▸ **The problem**
Pull every line holding the string "Faisceau" from the records below.

▸ **Extracted records**
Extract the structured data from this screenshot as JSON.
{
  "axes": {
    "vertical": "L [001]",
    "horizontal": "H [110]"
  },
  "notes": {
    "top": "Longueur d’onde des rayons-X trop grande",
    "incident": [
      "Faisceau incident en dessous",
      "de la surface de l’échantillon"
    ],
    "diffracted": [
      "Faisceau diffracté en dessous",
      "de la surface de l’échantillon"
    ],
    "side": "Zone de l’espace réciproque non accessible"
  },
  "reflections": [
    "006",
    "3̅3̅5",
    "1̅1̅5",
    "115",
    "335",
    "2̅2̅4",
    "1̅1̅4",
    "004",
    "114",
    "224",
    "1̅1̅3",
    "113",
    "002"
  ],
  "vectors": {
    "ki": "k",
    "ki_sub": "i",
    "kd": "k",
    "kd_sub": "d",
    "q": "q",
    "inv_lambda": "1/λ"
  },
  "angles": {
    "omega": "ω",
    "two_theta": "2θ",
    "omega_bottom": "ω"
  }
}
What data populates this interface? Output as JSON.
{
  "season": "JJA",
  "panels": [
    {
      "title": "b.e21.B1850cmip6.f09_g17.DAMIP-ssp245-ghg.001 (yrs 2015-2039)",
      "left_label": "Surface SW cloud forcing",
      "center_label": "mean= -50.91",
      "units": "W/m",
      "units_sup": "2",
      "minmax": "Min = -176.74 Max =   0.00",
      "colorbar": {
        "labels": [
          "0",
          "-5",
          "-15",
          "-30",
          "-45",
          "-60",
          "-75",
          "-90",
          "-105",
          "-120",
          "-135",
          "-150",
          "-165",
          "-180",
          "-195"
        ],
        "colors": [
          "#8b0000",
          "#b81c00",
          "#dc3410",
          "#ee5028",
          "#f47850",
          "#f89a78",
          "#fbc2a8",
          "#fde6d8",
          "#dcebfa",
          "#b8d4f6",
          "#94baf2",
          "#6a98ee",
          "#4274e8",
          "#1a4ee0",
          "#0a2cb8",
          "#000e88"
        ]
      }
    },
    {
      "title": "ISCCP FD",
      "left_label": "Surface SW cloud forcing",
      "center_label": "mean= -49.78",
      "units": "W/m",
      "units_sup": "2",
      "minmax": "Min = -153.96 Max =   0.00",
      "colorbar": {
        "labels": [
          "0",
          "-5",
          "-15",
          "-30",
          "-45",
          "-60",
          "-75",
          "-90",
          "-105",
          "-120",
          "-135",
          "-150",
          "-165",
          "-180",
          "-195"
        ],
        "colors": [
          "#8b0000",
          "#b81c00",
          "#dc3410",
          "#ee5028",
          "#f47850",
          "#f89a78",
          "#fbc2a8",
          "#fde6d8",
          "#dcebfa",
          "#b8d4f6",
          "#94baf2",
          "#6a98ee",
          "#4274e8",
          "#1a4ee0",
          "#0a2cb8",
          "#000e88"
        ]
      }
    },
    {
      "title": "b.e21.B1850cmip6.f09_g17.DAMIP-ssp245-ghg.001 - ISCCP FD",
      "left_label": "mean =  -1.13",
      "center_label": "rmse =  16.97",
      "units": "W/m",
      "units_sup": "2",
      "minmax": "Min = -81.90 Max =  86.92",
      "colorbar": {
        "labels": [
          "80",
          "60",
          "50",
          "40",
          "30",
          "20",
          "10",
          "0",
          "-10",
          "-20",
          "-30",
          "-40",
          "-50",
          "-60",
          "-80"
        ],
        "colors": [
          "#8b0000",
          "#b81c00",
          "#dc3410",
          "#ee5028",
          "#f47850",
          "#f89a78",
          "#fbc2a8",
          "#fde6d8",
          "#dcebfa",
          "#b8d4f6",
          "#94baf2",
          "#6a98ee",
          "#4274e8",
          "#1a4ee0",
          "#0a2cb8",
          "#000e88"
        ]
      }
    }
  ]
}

▸ **Task answer**
      "Faisceau incident en dessous",
      "Faisceau diffracté en dessous",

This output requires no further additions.